### INFORMATION SHOWN:
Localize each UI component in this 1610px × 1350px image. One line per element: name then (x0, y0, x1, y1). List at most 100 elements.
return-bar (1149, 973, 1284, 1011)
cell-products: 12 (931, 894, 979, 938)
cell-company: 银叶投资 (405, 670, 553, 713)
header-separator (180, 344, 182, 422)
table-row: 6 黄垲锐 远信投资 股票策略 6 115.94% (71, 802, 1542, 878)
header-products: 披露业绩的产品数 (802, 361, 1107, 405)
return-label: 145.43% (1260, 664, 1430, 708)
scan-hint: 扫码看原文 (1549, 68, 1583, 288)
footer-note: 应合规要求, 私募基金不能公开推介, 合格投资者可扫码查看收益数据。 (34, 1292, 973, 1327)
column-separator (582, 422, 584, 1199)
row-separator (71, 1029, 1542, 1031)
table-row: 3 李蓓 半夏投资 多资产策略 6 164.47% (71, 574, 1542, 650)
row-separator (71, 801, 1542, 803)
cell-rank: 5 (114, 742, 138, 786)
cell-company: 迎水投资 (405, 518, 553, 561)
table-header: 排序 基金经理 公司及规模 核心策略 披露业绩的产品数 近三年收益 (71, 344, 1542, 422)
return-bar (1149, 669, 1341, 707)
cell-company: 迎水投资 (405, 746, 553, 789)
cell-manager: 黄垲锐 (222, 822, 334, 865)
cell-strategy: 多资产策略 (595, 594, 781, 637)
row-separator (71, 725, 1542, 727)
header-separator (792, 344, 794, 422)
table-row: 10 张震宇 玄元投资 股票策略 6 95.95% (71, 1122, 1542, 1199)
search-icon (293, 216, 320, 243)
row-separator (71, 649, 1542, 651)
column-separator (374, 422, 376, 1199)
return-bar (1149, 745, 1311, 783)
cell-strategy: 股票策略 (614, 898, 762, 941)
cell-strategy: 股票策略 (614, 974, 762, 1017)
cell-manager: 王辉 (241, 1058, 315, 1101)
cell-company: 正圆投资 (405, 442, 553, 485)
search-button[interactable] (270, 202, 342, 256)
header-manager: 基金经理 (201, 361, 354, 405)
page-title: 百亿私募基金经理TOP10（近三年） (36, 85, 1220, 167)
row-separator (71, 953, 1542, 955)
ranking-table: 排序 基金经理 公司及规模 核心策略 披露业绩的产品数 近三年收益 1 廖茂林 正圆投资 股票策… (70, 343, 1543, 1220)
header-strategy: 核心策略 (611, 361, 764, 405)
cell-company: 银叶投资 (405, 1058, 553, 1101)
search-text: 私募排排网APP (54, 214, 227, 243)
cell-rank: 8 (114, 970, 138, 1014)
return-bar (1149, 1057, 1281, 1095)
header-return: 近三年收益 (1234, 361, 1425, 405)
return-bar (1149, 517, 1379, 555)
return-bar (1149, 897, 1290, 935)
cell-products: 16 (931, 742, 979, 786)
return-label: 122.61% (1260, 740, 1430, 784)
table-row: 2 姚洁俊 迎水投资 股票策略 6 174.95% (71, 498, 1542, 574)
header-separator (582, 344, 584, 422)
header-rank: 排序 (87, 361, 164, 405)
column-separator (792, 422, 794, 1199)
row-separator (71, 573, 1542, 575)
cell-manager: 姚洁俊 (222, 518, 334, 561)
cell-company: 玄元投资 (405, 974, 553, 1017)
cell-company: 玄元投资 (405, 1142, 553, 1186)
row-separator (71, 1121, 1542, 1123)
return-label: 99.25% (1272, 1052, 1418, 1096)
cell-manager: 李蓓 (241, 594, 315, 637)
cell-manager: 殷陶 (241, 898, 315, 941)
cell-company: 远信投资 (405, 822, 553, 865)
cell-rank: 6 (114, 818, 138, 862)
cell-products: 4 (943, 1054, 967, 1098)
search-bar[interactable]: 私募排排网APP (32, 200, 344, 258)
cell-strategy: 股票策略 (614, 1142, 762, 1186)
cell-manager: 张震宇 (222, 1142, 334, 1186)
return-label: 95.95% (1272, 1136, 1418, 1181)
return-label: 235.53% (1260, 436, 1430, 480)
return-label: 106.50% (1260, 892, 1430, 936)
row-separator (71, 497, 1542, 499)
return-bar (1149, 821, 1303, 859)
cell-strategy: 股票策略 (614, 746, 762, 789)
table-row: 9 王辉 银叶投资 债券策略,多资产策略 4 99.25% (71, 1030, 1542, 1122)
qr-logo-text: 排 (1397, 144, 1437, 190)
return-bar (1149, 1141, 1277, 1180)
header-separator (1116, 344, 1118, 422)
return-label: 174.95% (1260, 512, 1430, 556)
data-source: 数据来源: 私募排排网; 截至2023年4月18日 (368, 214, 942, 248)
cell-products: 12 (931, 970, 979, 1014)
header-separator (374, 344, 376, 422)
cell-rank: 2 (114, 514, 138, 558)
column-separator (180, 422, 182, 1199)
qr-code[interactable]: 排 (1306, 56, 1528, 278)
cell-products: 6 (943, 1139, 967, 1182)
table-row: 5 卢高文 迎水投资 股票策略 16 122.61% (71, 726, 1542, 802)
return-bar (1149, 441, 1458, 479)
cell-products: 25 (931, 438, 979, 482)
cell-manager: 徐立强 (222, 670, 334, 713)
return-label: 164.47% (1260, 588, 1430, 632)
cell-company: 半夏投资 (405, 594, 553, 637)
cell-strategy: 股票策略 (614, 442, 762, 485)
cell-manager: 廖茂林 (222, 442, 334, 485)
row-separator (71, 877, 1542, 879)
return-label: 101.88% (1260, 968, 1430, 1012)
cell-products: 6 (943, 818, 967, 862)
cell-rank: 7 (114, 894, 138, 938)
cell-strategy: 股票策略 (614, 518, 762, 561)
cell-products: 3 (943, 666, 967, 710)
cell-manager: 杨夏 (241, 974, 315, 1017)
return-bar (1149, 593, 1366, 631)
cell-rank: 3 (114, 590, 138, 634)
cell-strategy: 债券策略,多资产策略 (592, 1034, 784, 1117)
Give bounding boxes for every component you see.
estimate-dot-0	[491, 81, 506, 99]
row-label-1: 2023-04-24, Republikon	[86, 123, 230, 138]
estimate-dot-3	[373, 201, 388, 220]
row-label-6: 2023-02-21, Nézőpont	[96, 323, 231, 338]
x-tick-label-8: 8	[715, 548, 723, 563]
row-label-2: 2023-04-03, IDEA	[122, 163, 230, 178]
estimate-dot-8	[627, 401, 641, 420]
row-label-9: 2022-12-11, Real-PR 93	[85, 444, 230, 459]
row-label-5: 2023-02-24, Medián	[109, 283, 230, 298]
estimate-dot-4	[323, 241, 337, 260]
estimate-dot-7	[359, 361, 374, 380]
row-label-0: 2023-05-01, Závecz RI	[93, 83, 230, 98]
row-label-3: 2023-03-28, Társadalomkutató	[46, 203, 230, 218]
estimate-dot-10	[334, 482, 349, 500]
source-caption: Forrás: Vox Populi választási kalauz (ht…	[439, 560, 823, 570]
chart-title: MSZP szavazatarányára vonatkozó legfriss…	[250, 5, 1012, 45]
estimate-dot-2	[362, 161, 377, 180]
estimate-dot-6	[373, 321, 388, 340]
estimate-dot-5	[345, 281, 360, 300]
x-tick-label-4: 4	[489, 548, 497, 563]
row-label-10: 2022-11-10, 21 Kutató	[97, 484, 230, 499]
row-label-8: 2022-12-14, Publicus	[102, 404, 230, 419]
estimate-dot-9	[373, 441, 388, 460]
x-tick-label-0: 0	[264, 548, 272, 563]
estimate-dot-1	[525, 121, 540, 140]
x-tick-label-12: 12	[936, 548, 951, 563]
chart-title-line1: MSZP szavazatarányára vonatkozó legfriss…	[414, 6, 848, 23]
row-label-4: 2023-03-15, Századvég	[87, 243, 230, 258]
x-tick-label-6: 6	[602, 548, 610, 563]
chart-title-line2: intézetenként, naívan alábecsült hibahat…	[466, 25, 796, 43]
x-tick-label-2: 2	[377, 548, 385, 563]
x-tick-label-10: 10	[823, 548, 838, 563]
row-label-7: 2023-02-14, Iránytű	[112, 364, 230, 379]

### WHAT THE TASK ASKS:
Replace "row-separator" with "row-divider" in the data from its first line through the line containing "cell-company: 迎水投资 (405, 518, 553, 561)", and return only those lines with everything else left unchanged.

### CORRECT RESULT:
Localize each UI component in this 1610px × 1350px image. One line per element: name then (x0, y0, x1, y1). List at most 100 elements.
return-bar (1149, 973, 1284, 1011)
cell-products: 12 (931, 894, 979, 938)
cell-company: 银叶投资 (405, 670, 553, 713)
header-separator (180, 344, 182, 422)
table-row: 6 黄垲锐 远信投资 股票策略 6 115.94% (71, 802, 1542, 878)
header-products: 披露业绩的产品数 (802, 361, 1107, 405)
return-label: 145.43% (1260, 664, 1430, 708)
scan-hint: 扫码看原文 (1549, 68, 1583, 288)
footer-note: 应合规要求, 私募基金不能公开推介, 合格投资者可扫码查看收益数据。 (34, 1292, 973, 1327)
column-separator (582, 422, 584, 1199)
row-divider (71, 1029, 1542, 1031)
table-row: 3 李蓓 半夏投资 多资产策略 6 164.47% (71, 574, 1542, 650)
row-divider (71, 801, 1542, 803)
cell-rank: 5 (114, 742, 138, 786)
cell-company: 迎水投资 (405, 518, 553, 561)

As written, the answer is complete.